WHAT THE TASK REQUIRES - Extract all lines in the data that contain the word "deposit".

MATERIAL SHOWN -
━━━━━━━━

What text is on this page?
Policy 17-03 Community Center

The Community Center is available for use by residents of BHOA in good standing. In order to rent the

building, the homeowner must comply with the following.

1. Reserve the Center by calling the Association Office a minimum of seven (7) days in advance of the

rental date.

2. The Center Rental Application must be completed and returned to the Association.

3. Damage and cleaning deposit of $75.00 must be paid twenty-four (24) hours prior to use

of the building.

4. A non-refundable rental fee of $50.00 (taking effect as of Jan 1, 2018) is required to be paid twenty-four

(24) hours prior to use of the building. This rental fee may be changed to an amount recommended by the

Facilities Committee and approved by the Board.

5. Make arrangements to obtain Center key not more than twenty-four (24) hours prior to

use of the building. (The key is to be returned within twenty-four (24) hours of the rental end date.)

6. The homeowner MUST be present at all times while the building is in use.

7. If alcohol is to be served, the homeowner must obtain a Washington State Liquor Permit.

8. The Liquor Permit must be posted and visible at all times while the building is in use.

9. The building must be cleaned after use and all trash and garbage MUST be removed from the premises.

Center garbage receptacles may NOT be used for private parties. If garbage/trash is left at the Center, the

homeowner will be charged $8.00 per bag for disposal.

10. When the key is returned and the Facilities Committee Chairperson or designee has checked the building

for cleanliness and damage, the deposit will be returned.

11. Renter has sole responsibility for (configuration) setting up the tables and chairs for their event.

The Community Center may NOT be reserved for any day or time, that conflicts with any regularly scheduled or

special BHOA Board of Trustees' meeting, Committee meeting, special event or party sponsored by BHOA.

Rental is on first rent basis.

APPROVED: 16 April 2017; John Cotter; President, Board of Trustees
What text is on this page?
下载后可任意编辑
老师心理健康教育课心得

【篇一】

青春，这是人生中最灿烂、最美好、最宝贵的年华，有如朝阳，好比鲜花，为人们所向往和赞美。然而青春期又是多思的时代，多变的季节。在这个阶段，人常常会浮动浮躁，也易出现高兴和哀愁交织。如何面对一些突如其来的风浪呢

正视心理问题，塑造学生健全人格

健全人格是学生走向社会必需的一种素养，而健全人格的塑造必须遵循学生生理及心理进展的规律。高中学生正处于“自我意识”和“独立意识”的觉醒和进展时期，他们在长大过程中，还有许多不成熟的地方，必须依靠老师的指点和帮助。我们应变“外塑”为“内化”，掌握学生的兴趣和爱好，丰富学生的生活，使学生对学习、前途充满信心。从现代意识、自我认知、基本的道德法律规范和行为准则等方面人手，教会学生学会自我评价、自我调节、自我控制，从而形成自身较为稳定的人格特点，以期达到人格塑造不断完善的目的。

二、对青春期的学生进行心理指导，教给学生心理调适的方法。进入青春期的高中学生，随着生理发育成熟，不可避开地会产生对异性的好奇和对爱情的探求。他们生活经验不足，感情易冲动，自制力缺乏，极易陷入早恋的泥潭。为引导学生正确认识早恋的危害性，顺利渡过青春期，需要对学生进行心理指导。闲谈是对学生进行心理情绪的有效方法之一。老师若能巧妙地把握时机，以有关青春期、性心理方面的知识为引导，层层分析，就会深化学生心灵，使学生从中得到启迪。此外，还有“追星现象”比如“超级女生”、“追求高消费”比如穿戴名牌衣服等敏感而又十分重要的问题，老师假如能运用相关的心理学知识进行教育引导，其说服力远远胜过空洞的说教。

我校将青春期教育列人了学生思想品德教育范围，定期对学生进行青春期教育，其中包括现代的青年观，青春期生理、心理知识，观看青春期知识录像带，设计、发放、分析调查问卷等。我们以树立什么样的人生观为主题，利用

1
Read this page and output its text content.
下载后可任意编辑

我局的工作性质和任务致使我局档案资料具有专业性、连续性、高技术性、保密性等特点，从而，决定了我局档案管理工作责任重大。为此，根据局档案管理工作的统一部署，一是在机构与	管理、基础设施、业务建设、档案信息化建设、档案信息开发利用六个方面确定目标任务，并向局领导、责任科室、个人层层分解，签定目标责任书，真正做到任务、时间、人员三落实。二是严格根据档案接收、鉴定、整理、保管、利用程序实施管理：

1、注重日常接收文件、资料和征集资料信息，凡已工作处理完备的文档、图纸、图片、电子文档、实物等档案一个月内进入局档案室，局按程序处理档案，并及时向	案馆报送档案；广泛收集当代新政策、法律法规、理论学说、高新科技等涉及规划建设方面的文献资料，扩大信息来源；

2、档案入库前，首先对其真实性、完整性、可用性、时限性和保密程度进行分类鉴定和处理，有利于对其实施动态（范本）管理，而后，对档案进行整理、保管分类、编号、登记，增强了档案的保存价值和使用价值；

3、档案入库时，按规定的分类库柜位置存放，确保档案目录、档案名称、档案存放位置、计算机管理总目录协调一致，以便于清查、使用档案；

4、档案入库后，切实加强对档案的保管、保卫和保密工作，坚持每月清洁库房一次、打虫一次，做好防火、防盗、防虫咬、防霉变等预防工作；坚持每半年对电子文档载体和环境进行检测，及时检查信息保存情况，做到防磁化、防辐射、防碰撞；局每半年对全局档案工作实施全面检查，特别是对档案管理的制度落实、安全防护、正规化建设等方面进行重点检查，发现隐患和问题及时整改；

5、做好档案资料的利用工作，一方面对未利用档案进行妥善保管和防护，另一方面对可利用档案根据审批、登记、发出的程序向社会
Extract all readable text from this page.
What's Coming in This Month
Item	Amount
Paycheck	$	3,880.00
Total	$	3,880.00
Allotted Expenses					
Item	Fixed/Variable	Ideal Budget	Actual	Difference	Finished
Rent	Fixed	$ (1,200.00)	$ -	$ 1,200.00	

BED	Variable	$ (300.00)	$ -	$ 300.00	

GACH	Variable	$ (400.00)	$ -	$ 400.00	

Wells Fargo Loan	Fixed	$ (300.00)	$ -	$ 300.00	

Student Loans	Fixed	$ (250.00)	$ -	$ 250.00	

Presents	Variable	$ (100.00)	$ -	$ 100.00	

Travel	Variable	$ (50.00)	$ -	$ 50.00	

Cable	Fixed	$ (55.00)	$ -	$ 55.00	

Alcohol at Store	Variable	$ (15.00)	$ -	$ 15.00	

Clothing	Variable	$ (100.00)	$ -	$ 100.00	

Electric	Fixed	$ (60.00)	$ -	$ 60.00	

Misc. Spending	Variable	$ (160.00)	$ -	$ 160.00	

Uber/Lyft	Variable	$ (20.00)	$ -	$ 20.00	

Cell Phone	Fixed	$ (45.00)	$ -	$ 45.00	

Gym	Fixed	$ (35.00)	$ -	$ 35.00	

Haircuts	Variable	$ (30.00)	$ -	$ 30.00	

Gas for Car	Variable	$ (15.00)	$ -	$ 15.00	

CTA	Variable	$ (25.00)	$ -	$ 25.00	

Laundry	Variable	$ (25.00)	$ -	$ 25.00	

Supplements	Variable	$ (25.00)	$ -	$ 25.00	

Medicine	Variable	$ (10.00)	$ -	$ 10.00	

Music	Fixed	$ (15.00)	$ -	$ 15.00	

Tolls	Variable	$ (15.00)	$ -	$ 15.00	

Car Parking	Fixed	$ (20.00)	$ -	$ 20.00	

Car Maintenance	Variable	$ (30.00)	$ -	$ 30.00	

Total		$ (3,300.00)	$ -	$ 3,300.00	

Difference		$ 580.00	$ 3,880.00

━━━━━━━━

SOLUTION TO THE EXERCISE -
3. Damage and cleaning deposit of $75.00 must be paid twenty-four (24) hours prior to use
for cleanliness and damage, the deposit will be returned.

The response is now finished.